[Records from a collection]
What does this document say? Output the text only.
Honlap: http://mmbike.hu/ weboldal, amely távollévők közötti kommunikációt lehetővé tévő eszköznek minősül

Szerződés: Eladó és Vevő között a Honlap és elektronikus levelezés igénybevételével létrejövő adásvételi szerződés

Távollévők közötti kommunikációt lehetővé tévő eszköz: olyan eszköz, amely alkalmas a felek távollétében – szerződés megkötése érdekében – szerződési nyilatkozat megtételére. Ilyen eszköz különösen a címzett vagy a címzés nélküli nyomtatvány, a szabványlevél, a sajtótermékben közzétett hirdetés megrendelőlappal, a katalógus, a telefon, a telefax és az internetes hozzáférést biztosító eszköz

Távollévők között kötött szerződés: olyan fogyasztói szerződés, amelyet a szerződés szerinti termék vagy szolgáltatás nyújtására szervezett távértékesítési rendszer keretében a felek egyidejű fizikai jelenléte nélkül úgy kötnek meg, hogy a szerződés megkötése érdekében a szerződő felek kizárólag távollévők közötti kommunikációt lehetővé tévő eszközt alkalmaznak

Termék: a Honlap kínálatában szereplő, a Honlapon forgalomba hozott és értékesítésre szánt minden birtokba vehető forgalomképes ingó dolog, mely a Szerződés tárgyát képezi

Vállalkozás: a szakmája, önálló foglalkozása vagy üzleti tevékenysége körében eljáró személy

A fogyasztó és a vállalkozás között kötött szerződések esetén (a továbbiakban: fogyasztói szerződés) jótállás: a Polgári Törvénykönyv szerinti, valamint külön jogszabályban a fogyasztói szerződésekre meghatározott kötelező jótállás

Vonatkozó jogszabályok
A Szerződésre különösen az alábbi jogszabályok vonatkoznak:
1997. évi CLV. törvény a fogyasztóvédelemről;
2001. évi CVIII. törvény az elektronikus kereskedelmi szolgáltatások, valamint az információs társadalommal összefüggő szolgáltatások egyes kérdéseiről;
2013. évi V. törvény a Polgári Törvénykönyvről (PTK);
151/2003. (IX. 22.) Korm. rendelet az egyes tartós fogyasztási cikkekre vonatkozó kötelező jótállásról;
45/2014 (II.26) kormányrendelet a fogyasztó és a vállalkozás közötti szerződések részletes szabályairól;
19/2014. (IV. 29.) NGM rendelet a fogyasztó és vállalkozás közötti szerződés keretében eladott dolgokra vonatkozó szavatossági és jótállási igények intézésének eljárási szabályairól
==
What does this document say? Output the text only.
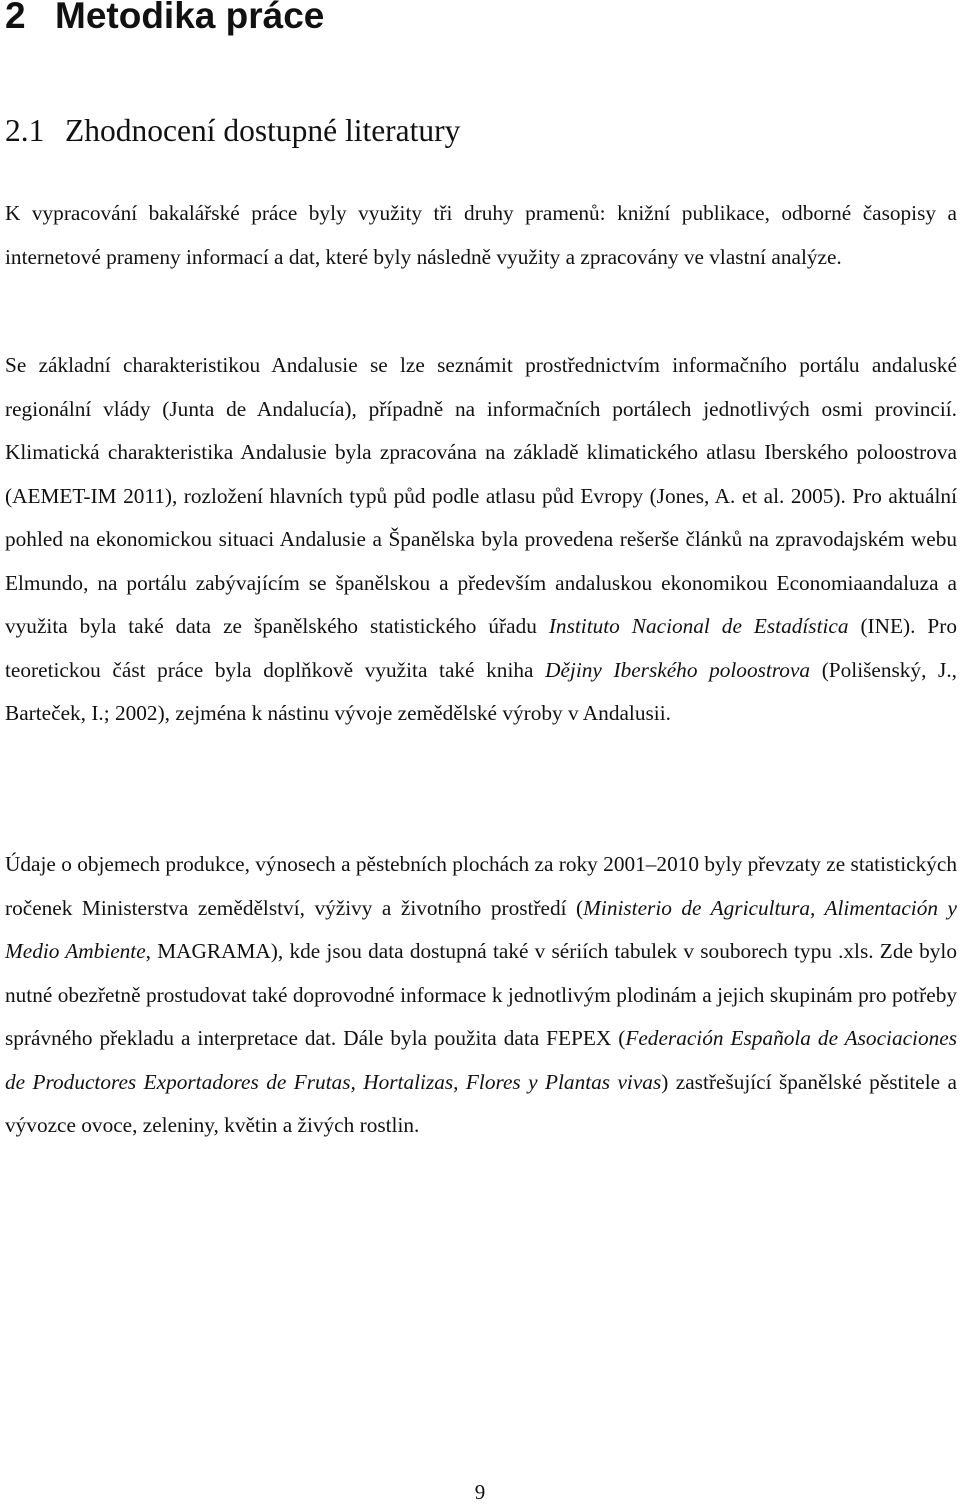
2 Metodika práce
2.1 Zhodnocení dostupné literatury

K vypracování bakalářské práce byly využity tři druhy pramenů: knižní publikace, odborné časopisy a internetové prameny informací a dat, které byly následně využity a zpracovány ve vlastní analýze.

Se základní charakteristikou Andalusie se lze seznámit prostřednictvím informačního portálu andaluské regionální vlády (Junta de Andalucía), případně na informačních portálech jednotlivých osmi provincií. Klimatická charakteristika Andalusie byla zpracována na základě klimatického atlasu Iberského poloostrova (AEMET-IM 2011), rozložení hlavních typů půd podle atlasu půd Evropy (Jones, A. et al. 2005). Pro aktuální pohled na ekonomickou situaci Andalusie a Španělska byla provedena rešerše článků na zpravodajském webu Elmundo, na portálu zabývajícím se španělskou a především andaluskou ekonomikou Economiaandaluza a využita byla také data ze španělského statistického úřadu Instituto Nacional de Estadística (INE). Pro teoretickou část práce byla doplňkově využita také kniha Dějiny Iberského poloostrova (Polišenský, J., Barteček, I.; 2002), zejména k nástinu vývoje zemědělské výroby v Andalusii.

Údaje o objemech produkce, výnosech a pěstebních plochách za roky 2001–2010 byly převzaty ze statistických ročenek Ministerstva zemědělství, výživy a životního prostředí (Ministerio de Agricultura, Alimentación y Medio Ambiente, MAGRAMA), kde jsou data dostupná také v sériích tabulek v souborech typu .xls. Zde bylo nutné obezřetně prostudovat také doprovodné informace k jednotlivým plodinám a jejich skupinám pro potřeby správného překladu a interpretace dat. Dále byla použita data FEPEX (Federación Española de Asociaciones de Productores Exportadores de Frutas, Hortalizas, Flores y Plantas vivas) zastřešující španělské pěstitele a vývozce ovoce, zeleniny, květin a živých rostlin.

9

Exercise objective: Read the data above. Pull out each line in which the string "tévő" appears.

Exercise output:
Honlap: http://mmbike.hu/ weboldal, amely távollévők közötti kommunikációt lehetővé tévő eszköznek minősül
Távollévők közötti kommunikációt lehetővé tévő eszköz: olyan eszköz, amely alkalmas a felek távollétében – szerződés megkötése érdekében – szerződési nyilatkozat megtételére. Ilyen eszköz különösen a címzett vagy a címzés nélküli nyomtatvány, a szabványlevél, a sajtótermékben közzétett hirdetés megrendelőlappal, a katalógus, a telefon, a telefax és az internetes hozzáférést biztosító eszköz
Távollévők között kötött szerződés: olyan fogyasztói szerződés, amelyet a szerződés szerinti termék vagy szolgáltatás nyújtására szervezett távértékesítési rendszer keretében a felek egyidejű fizikai jelenléte nélkül úgy kötnek meg, hogy a szerződés megkötése érdekében a szerződő felek kizárólag távollévők közötti kommunikációt lehetővé tévő eszközt alkalmaznak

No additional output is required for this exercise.